▶ EXERCISE OBJECTIVE:
Look through the data below. Collect every line where the word "Store" occurs.

▶ MATERIAL FOR THIS TASK:
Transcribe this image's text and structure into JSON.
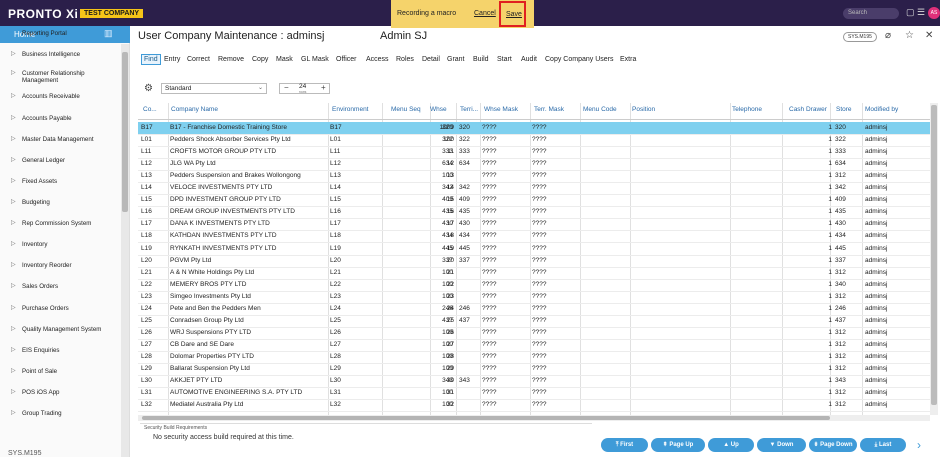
{
  "topbar": {
    "logo": "PRONTO Xi",
    "company": "TEST COMPANY",
    "macro_status": "Recording a macro",
    "cancel_label": "Cancel",
    "save_label": "Save",
    "search_placeholder": "Search",
    "avatar_initials": "AS"
  },
  "sidebar": {
    "home_label": "Home",
    "items": [
      {
        "label": "Reporting Portal",
        "icon": "dot-icon"
      },
      {
        "label": "Business Intelligence",
        "icon": "chevron-right-icon"
      },
      {
        "label": "Customer Relationship Management",
        "icon": "chevron-right-icon"
      },
      {
        "label": "Accounts Receivable",
        "icon": "chevron-right-icon"
      },
      {
        "label": "Accounts Payable",
        "icon": "chevron-right-icon"
      },
      {
        "label": "Master Data Management",
        "icon": "chevron-right-icon"
      },
      {
        "label": "General Ledger",
        "icon": "chevron-right-icon"
      },
      {
        "label": "Fixed Assets",
        "icon": "chevron-right-icon"
      },
      {
        "label": "Budgeting",
        "icon": "chevron-right-icon"
      },
      {
        "label": "Rep Commission System",
        "icon": "chevron-right-icon"
      },
      {
        "label": "Inventory",
        "icon": "chevron-right-icon"
      },
      {
        "label": "Inventory Reorder",
        "icon": "chevron-right-icon"
      },
      {
        "label": "Sales Orders",
        "icon": "chevron-right-icon"
      },
      {
        "label": "Purchase Orders",
        "icon": "chevron-right-icon"
      },
      {
        "label": "Quality Management System",
        "icon": "chevron-right-icon"
      },
      {
        "label": "EIS Enquiries",
        "icon": "chevron-right-icon"
      },
      {
        "label": "Point of Sale",
        "icon": "chevron-right-icon"
      },
      {
        "label": "POS iOS App",
        "icon": "chevron-right-icon"
      },
      {
        "label": "Group Trading",
        "icon": "chevron-right-icon"
      }
    ],
    "footer": "SYS.M195"
  },
  "header": {
    "title": "User Company Maintenance : adminsj",
    "user": "Admin SJ",
    "sys_badge": "SYS.M195"
  },
  "menu": [
    "Find",
    "Entry",
    "Correct",
    "Remove",
    "Copy",
    "Mask",
    "GL Mask",
    "Officer",
    "Access",
    "Roles",
    "Detail",
    "Grant",
    "Build",
    "Start",
    "Audit",
    "Copy Company Users",
    "Extra"
  ],
  "toolbar": {
    "view": "Standard",
    "rows": "24",
    "rows_unit": "rows"
  },
  "grid": {
    "headers": [
      "Co...",
      "Company Name",
      "Environment",
      "Menu Seq",
      "Whse",
      "Terri...",
      "Whse Mask",
      "Terr. Mask",
      "Menu Code",
      "Position",
      "Telephone",
      "Cash Drawer",
      "Store",
      "Modified by"
    ],
    "rows": [
      [
        "B17",
        "B17 - Franchise Domestic Training Store",
        "B17",
        "1009",
        "320",
        "320",
        "????",
        "????",
        "",
        "",
        "",
        "1",
        "320",
        "adminsj"
      ],
      [
        "L01",
        "Pedders Shock Absorber Services Pty Ltd",
        "L01",
        "100",
        "322",
        "322",
        "????",
        "????",
        "",
        "",
        "",
        "1",
        "322",
        "adminsj"
      ],
      [
        "L11",
        "CROFTS MOTOR GROUP PTY LTD",
        "L11",
        "11",
        "333",
        "333",
        "????",
        "????",
        "",
        "",
        "",
        "1",
        "333",
        "adminsj"
      ],
      [
        "L12",
        "JLG WA Pty Ltd",
        "L12",
        "12",
        "634",
        "634",
        "????",
        "????",
        "",
        "",
        "",
        "1",
        "634",
        "adminsj"
      ],
      [
        "L13",
        "Pedders Suspension and Brakes Wollongong",
        "L13",
        "13",
        "100",
        "",
        "????",
        "????",
        "",
        "",
        "",
        "1",
        "312",
        "adminsj"
      ],
      [
        "L14",
        "VELOCE INVESTMENTS PTY LTD",
        "L14",
        "14",
        "342",
        "342",
        "????",
        "????",
        "",
        "",
        "",
        "1",
        "342",
        "adminsj"
      ],
      [
        "L15",
        "DPD INVESTMENT GROUP PTY LTD",
        "L15",
        "15",
        "409",
        "409",
        "????",
        "????",
        "",
        "",
        "",
        "1",
        "409",
        "adminsj"
      ],
      [
        "L16",
        "DREAM GROUP INVESTMENTS PTY LTD",
        "L16",
        "16",
        "435",
        "435",
        "????",
        "????",
        "",
        "",
        "",
        "1",
        "435",
        "adminsj"
      ],
      [
        "L17",
        "DANA K INVESTMENTS PTY LTD",
        "L17",
        "17",
        "430",
        "430",
        "????",
        "????",
        "",
        "",
        "",
        "1",
        "430",
        "adminsj"
      ],
      [
        "L18",
        "KATHDAN INVESTMENTS PTY LTD",
        "L18",
        "18",
        "434",
        "434",
        "????",
        "????",
        "",
        "",
        "",
        "1",
        "434",
        "adminsj"
      ],
      [
        "L19",
        "RYNKATH INVESTMENTS PTY LTD",
        "L19",
        "19",
        "445",
        "445",
        "????",
        "????",
        "",
        "",
        "",
        "1",
        "445",
        "adminsj"
      ],
      [
        "L20",
        "PGVM Pty Ltd",
        "L20",
        "20",
        "337",
        "337",
        "????",
        "????",
        "",
        "",
        "",
        "1",
        "337",
        "adminsj"
      ],
      [
        "L21",
        "A & N White Holdings Pty Ltd",
        "L21",
        "21",
        "100",
        "",
        "????",
        "????",
        "",
        "",
        "",
        "1",
        "312",
        "adminsj"
      ],
      [
        "L22",
        "MEMERY BROS PTY LTD",
        "L22",
        "22",
        "100",
        "",
        "????",
        "????",
        "",
        "",
        "",
        "1",
        "340",
        "adminsj"
      ],
      [
        "L23",
        "Simgeo Investments Pty Ltd",
        "L23",
        "23",
        "100",
        "",
        "????",
        "????",
        "",
        "",
        "",
        "1",
        "312",
        "adminsj"
      ],
      [
        "L24",
        "Pete and Ben the Pedders Men",
        "L24",
        "24",
        "246",
        "246",
        "????",
        "????",
        "",
        "",
        "",
        "1",
        "246",
        "adminsj"
      ],
      [
        "L25",
        "Conradsen Group Pty Ltd",
        "L25",
        "25",
        "437",
        "437",
        "????",
        "????",
        "",
        "",
        "",
        "1",
        "437",
        "adminsj"
      ],
      [
        "L26",
        "WRJ Suspensions PTY LTD",
        "L26",
        "26",
        "100",
        "",
        "????",
        "????",
        "",
        "",
        "",
        "1",
        "312",
        "adminsj"
      ],
      [
        "L27",
        "CB Dare and SE Dare",
        "L27",
        "27",
        "100",
        "",
        "????",
        "????",
        "",
        "",
        "",
        "1",
        "312",
        "adminsj"
      ],
      [
        "L28",
        "Dolomar Properties PTY LTD",
        "L28",
        "28",
        "100",
        "",
        "????",
        "????",
        "",
        "",
        "",
        "1",
        "312",
        "adminsj"
      ],
      [
        "L29",
        "Ballarat Suspension Pty Ltd",
        "L29",
        "29",
        "100",
        "",
        "????",
        "????",
        "",
        "",
        "",
        "1",
        "312",
        "adminsj"
      ],
      [
        "L30",
        "AKKJET PTY LTD",
        "L30",
        "30",
        "343",
        "343",
        "????",
        "????",
        "",
        "",
        "",
        "1",
        "343",
        "adminsj"
      ],
      [
        "L31",
        "AUTOMOTIVE ENGINEERING S.A. PTY LTD",
        "L31",
        "31",
        "100",
        "",
        "????",
        "????",
        "",
        "",
        "",
        "1",
        "312",
        "adminsj"
      ],
      [
        "L32",
        "Mediatel Australia Pty Ltd",
        "L32",
        "32",
        "100",
        "",
        "????",
        "????",
        "",
        "",
        "",
        "1",
        "312",
        "adminsj"
      ]
    ]
  },
  "footer": {
    "security_label": "Security Build Requirements",
    "security_text": "No security access build required at this time.",
    "nav": [
      "First",
      "Page Up",
      "Up",
      "Down",
      "Page Down",
      "Last"
    ]
  },
  "colors": {
    "topbar": "#2b1f4a",
    "accent": "#3f9bd8",
    "selected_row": "#7fd0ef",
    "macro_bar": "#f5d36b",
    "company_badge": "#f5c518"
  }
}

▶ RESPONSE:
      "Store",
        "B17 - Franchise Domestic Training Store",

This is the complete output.